_Work to be completed_. Are you able to retype all the records below exactly?

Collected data
## BEGIN

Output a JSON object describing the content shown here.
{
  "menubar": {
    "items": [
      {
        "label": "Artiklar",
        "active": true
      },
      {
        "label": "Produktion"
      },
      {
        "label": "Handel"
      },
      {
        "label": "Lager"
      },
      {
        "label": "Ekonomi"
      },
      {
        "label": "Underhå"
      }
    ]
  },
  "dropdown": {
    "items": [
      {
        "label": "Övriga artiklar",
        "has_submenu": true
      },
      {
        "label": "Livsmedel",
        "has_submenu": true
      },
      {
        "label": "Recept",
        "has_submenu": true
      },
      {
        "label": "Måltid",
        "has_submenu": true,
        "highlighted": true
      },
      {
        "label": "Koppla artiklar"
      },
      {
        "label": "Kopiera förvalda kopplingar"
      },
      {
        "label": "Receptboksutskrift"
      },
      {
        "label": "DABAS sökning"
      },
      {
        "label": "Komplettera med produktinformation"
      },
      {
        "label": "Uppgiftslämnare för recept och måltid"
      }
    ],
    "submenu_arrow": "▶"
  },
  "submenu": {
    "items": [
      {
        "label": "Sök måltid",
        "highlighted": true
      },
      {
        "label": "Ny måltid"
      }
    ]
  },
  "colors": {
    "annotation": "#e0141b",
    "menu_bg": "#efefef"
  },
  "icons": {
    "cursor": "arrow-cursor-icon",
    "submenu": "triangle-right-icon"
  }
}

## END

_Solution to this problem_.
Output a JSON object describing the content shown here.
{
  "menubar": {
    "items": [
      {
        "label": "Artiklar",
        "active": true
      },
      {
        "label": "Produktion"
      },
      {
        "label": "Handel"
      },
      {
        "label": "Lager"
      },
      {
        "label": "Ekonomi"
      },
      {
        "label": "Underhå"
      }
    ]
  },
  "dropdown": {
    "items": [
      {
        "label": "Övriga artiklar",
        "has_submenu": true
      },
      {
        "label": "Livsmedel",
        "has_submenu": true
      },
      {
        "label": "Recept",
        "has_submenu": true
      },
      {
        "label": "Måltid",
        "has_submenu": true,
        "highlighted": true
      },
      {
        "label": "Koppla artiklar"
      },
      {
        "label": "Kopiera förvalda kopplingar"
      },
      {
        "label": "Receptboksutskrift"
      },
      {
        "label": "DABAS sökning"
      },
      {
        "label": "Komplettera med produktinformation"
      },
      {
        "label": "Uppgiftslämnare för recept och måltid"
      }
    ],
    "submenu_arrow": "▶"
  },
  "submenu": {
    "items": [
      {
        "label": "Sök måltid",
        "highlighted": true
      },
      {
        "label": "Ny måltid"
      }
    ]
  },
  "colors": {
    "annotation": "#e0141b",
    "menu_bg": "#efefef"
  },
  "icons": {
    "cursor": "arrow-cursor-icon",
    "submenu": "triangle-right-icon"
  }
}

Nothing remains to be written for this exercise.